文档段落 |
+++

安装完成后,修改配置文件/etc/clickhouse-server/config.xml:
去掉注释,能所有连接:<listen_host>::</listen_host> 
添加配置,关联集群配置文件:<include_from>/etc/clickhouse-server/metrika.xml</include_from>

添加default用户密码,一般建议加密方式
/etc/clickhouse-server/users.xml
<password>default</password>

 

添加metrika配置文件
/etc/clickhouse-server/metrika.xml

<?xml version="1.0"?>
<yandex>
<!--ck集群节点-->
<clickhouse_remote_servers>
<ch_cluster_all>
<!--分片1-->
<shard>
<internal_replication>true</internal_replication>
<replica>
<host>productionbackup</host>
<port>9000</port>
<user>default</user>
<password>default</password>
</replica>
<!--复制集1-->
<replica>
<host>mysql-dev</host>
<port>9000</port>
<user>default</user>
<password>default</password>
</replica>
</shard>
</ch_cluster_all>
</clickhouse_remote_servers>
<!--zookeeper相关配置-->
<zookeeper-servers>
<node index="1">
<host>productionbackup</host>
<port>2181</port>
</node>
<node index="2">
<host>mysql-dev</host>
<port>2181</port>
</node>
</zookeeper-servers>
<macros>
<layer>01</layer>
<shard>01</shard>
<!--分片号-->
<replica>10.0.0.xx1</replica>
<!--当前节点IP-->
</macros>
<networks>
<ip>::/0</ip>
</networks>
<!--压缩相关配置-->
<clickhouse_compression>
<case>
<min_part_size>10000000000</min_part_size>
<min_part_size_ratio>0.01</min_part_size_ratio>
<method>lz4</method>
<!--压缩算法lz4压缩比zstd快, 更占磁盘-->
</case>
</clickhouse_compression>
</yandex>
节点二
<?xml version="1.0"?>
<yandex>
<!--ck集群节点-->
<clickhouse_remote_servers>
<ch_cluster_all>
<!--分片1-->
<shard>
<internal_replication>true</internal_replication>
<replica>
<host>productionbackup</host>
<port>9000</port>
<user>default</user>
<password>default</password>
</replica>
<!--复制集1-->
<replica>
<host>mysql-dev</host>
<port>9000</port>
<user>default</user>
<password>default</password>
</replica>
</shard>
</ch_cluster_all>
</clickhouse_remote_servers>
<!--zookeeper相关配置-->
<zookeeper-servers>
<node index="1">
<host>productionbackup</host>
<port>2181</port>
</node>
<node index="2">
<host>mysql-dev</host>
<port>2181</port>
</node>
</zookeeper-servers>
<macros>
<layer>01</layer>
<shard>01</shard>
<!--分片号-->
<replica>10.0.0.xx2</replica>
<!--当前节点IP-->
</macros>
<networks>
<ip>::/0</ip>
</networks>
<!--压缩相关配置-->
<clickhouse_compression>
<case>
<min_part_size>10000000000</min_part_size>
<min_part_size_ratio>0.01</min_part_size_ratio>
<method>lz4</method>
<!--压缩算法lz4压缩比zstd快, 更占磁盘-->
</case>
</clickhouse_compression>
</yandex>

 

两节点启动clickhouse
systemctl start clickhouse-server
systemctl status clickhouse-server

查看日志没有错误后,测试登录
clickhouse-client -udefault --password default --port 9000

查看集群,查看到部署的集群信息,其他为默认信息,忽略或者删除中config.xml的remote_servers里面内容即可
select * from system.clusters;

 

 

 

【测试集群操作】

创建数据库:
create database testdb on cluster ch_cluster_all;

 

创建表,注意ck-node001/2信息
节点一创建
CREATE TABLE testdb.sbtest_local(EventDate DateTime,CounterID UInt32,UserID UInt32) ENGINE = ReplicatedMergeTree('/clickhouse/tables/01-01/sbtest','ck-node001')PARTITION BY toYYYYMM(EventDate)ORDER BY (CounterID, EventDate, intHash32(UserID))SETTINGS index_granularity = 8192;

节点二创建
CREATE TABLE testdb.sbtest_local(EventDate DateTime,CounterID UInt32,UserID UInt32) ENGINE = ReplicatedMergeTree('/clickhouse/tables/01-01/sbtest','ck-node002')PARTITION BY toYYYYMM(EventDate)ORDER BY (CounterID, EventDate, intHash32(UserID))SETTINGS index_granularity = 8192;

 

写入分片1的写入节点的local表
insert into testdb.sbtest_local VALUES (now(), 10000, 10000)

+++

材料 |

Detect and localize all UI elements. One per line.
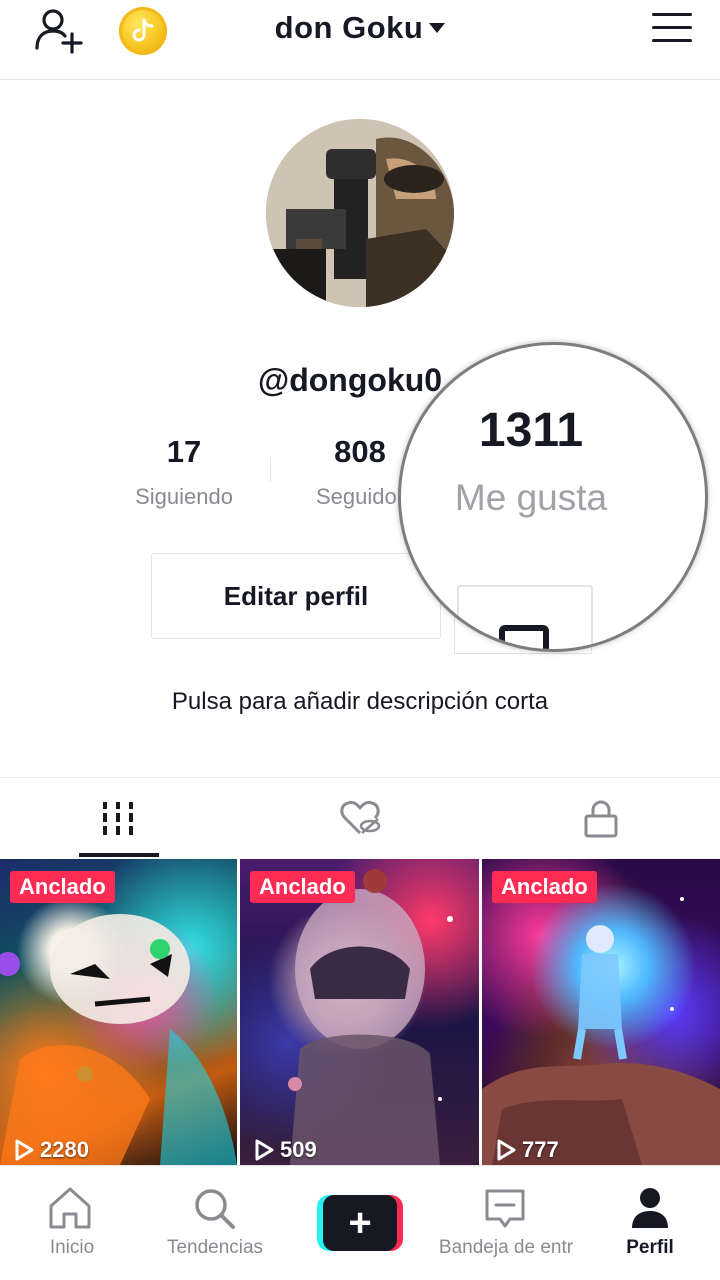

+++

简短任务 1 | 将 ClickHouse 配置说明中从“创建表,注意ck-node001/2信息”到“(now(), 10000, 10000)”的部分原样抄写出来。
简短任务 2 | 根据 ClickHouse 配置说明，metrika.xml 中 zookeeper 节点使用的端口号是多少？
简短任务 3 | 把 ClickHouse 配置说明中以“安装完成后”开头的那一段改写成要点列表，保留其主要内容。

问题解答 1 |
创建表,注意ck-node001/2信息
节点一创建
CREATE TABLE testdb.sbtest_local(EventDate DateTime,CounterID UInt32,UserID UInt32) ENGINE = ReplicatedMergeTree('/clickhouse/tables/01-01/sbtest','ck-node001')PARTITION BY toYYYYMM(EventDate)ORDER BY (CounterID, EventDate, intHash32(UserID))SETTINGS index_granularity = 8192;

节点二创建
CREATE TABLE testdb.sbtest_local(EventDate DateTime,CounterID UInt32,UserID UInt32) ENGINE = ReplicatedMergeTree('/clickhouse/tables/01-01/sbtest','ck-node002')PARTITION BY toYYYYMM(EventDate)ORDER BY (CounterID, EventDate, intHash32(UserID))SETTINGS index_granularity = 8192;

 

写入分片1的写入节点的local表
insert into testdb.sbtest_local VALUES (now(), 10000, 10000)

问题解答 2 | 2181

问题解答 3 |
- 安装完成后修改配置文件 /etc/clickhouse-server/config.xml。
- 去掉 <listen_host>::</listen_host> 的注释，用于所有连接。
- 添加 <include_from>/etc/clickhouse-server/metrika.xml</include_from>，关联集群配置文件。